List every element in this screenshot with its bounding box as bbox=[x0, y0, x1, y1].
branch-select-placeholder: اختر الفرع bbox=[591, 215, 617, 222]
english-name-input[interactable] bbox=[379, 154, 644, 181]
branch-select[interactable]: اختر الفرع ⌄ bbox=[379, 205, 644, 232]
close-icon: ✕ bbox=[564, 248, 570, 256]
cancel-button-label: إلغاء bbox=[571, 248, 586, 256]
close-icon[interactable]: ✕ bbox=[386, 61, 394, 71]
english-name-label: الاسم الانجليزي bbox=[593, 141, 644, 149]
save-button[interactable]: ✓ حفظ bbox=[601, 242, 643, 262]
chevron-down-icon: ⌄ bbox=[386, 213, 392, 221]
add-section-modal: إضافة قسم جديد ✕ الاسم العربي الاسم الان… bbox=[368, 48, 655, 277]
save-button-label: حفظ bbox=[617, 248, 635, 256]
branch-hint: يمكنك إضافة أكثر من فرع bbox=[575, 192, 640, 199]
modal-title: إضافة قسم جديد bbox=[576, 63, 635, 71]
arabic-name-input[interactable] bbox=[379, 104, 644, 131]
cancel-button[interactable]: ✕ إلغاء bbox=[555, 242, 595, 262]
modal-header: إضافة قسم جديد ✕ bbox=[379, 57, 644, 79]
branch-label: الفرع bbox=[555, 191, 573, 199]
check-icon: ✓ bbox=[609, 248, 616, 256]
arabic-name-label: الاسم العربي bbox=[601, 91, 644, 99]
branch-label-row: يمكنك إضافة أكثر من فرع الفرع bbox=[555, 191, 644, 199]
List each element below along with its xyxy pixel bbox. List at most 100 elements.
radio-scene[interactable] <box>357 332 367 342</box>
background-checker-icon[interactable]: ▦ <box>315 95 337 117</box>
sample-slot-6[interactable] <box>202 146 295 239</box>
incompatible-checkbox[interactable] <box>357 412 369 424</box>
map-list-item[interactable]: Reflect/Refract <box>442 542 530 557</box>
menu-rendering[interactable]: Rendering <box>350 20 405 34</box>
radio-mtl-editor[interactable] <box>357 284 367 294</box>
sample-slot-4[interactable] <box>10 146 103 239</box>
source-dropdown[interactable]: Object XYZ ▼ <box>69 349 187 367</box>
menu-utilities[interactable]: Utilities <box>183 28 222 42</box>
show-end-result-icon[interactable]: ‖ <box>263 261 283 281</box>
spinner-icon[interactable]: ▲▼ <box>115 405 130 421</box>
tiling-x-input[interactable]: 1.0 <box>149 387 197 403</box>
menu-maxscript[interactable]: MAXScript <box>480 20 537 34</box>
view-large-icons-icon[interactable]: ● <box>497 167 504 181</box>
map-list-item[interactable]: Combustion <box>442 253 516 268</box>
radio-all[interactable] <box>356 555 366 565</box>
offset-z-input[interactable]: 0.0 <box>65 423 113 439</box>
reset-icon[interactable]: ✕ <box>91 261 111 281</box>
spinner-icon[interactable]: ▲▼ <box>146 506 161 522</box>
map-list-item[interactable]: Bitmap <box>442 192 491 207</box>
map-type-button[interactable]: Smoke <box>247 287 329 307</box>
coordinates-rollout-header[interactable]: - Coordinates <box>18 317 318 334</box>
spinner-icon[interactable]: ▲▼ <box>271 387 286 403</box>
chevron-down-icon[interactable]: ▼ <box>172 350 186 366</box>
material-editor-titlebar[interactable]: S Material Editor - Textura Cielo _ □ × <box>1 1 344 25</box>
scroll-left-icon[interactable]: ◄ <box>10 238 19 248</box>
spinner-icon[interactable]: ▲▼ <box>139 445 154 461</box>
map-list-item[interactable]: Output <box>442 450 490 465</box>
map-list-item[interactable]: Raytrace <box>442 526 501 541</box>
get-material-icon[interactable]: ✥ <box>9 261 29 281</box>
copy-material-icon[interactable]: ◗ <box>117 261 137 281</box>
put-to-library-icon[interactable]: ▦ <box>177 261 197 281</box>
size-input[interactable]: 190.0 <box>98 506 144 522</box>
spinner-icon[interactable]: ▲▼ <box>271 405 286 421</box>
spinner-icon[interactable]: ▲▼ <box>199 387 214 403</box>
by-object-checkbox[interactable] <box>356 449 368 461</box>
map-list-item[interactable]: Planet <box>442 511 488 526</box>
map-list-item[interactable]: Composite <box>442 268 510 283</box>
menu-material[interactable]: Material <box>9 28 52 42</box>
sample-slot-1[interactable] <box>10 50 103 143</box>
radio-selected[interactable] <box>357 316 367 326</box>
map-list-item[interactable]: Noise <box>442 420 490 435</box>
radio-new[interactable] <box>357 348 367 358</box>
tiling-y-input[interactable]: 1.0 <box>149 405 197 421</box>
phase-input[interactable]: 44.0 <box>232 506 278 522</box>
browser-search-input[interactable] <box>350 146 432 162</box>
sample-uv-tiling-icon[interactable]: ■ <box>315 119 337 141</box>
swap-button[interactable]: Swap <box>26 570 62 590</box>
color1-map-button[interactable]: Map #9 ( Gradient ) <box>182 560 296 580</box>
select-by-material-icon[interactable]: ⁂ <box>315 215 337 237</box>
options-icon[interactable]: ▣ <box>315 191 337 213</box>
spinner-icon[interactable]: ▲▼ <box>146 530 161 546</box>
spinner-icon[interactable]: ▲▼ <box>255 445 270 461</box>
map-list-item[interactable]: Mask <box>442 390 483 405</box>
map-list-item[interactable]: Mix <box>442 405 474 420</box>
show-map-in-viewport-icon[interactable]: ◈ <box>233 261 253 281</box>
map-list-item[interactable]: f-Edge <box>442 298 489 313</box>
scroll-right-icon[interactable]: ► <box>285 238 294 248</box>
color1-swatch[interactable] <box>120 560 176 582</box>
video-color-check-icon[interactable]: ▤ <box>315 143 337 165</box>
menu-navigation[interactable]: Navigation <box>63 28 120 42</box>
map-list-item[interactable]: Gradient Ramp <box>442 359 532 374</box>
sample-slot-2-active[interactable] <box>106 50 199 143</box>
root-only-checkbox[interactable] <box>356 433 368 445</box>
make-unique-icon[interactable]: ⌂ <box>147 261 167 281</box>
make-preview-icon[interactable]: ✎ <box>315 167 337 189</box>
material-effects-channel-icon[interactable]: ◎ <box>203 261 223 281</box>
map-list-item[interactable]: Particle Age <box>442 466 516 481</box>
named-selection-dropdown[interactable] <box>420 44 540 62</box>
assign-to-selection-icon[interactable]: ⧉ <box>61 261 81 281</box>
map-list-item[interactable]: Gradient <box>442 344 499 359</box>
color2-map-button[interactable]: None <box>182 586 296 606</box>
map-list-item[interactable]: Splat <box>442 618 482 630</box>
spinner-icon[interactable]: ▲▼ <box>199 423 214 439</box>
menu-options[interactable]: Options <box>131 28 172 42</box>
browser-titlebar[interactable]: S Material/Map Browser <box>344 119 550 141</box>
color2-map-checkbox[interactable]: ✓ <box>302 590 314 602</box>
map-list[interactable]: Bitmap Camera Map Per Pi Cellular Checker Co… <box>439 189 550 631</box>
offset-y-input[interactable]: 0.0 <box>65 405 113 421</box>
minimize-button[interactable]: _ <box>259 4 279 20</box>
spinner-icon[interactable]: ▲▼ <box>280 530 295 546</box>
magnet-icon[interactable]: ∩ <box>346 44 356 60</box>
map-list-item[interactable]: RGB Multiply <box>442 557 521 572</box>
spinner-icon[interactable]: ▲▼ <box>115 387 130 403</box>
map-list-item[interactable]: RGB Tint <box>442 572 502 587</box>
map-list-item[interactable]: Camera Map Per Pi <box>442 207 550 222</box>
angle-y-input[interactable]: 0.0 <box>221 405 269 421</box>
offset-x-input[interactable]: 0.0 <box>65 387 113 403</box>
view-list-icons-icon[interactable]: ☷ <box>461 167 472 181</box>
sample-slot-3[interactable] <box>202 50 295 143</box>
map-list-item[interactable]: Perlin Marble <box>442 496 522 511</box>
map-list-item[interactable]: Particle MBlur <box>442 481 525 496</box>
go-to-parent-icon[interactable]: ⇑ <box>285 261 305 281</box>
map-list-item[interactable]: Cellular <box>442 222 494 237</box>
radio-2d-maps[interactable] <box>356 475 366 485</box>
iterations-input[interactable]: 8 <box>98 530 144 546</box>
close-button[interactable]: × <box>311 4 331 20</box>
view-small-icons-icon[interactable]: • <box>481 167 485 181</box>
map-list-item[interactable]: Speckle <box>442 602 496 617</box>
━━━━━━━━━━━━━━━━━━━━━━━━━━━━━━
§ WHAT TO DO: Set out the items from the first line up to and including the line with "sample-slot-4[interactable] <box>10 146" as a Markdown table with the columns Row and Line. Give the row number in Row and the line in Line, and leave out blank lines.

§ CORRECT ANSWER:
| Row | Line |
|---|---|
| 1 | List every element in this screenshot with its bounding box as bbox=[x0, y0, x1, y1]. |
| 2 | branch-select-placeholder: اختر الفرع bbox=[591, 215, 617, 222] |
| 3 | english-name-input[interactable] bbox=[379, 154, 644, 181] |
| 4 | branch-select[interactable]: اختر الفرع ⌄ bbox=[379, 205, 644, 232] |
| 5 | close-icon: ✕ bbox=[564, 248, 570, 256] |
| 6 | cancel-button-label: إلغاء bbox=[571, 248, 586, 256] |
| 7 | close-icon[interactable]: ✕ bbox=[386, 61, 394, 71] |
| 8 | english-name-label: الاسم الانجليزي bbox=[593, 141, 644, 149] |
| 9 | save-button[interactable]: ✓ حفظ bbox=[601, 242, 643, 262] |
| 10 | chevron-down-icon: ⌄ bbox=[386, 213, 392, 221] |
| 11 | add-section-modal: إضافة قسم جديد ✕ الاسم العربي الاسم الان… bbox=[368, 48, 655, 277] |
| 12 | save-button-label: حفظ bbox=[617, 248, 635, 256] |
| 13 | branch-hint: يمكنك إضافة أكثر من فرع bbox=[575, 192, 640, 199] |
| 14 | modal-title: إضافة قسم جديد bbox=[576, 63, 635, 71] |
| 15 | arabic-name-input[interactable] bbox=[379, 104, 644, 131] |
| 16 | cancel-button[interactable]: ✕ إلغاء bbox=[555, 242, 595, 262] |
| 17 | modal-header: إضافة قسم جديد ✕ bbox=[379, 57, 644, 79] |
| 18 | branch-label: الفرع bbox=[555, 191, 573, 199] |
| 19 | check-icon: ✓ bbox=[609, 248, 616, 256] |
| 20 | arabic-name-label: الاسم العربي bbox=[601, 91, 644, 99] |
| 21 | branch-label-row: يمكنك إضافة أكثر من فرع الفرع bbox=[555, 191, 644, 199] |
| 22 | List each element below along with its xyxy pixel bbox. List at most 100 elements. |
| 23 | radio-scene[interactable] <box>357 332 367 342</box> |
| 24 | background-checker-icon[interactable]: ▦ <box>315 95 337 117</box> |
| 25 | sample-slot-6[interactable] <box>202 146 295 239</box> |
| 26 | incompatible-checkbox[interactable] <box>357 412 369 424</box> |
| 27 | map-list-item[interactable]: Reflect/Refract <box>442 542 530 557</box> |
| 28 | menu-rendering[interactable]: Rendering <box>350 20 405 34</box> |
| 29 | radio-mtl-editor[interactable] <box>357 284 367 294</box> |
| 30 | sample-slot-4[interactable] <box>10 146 103 239</box> |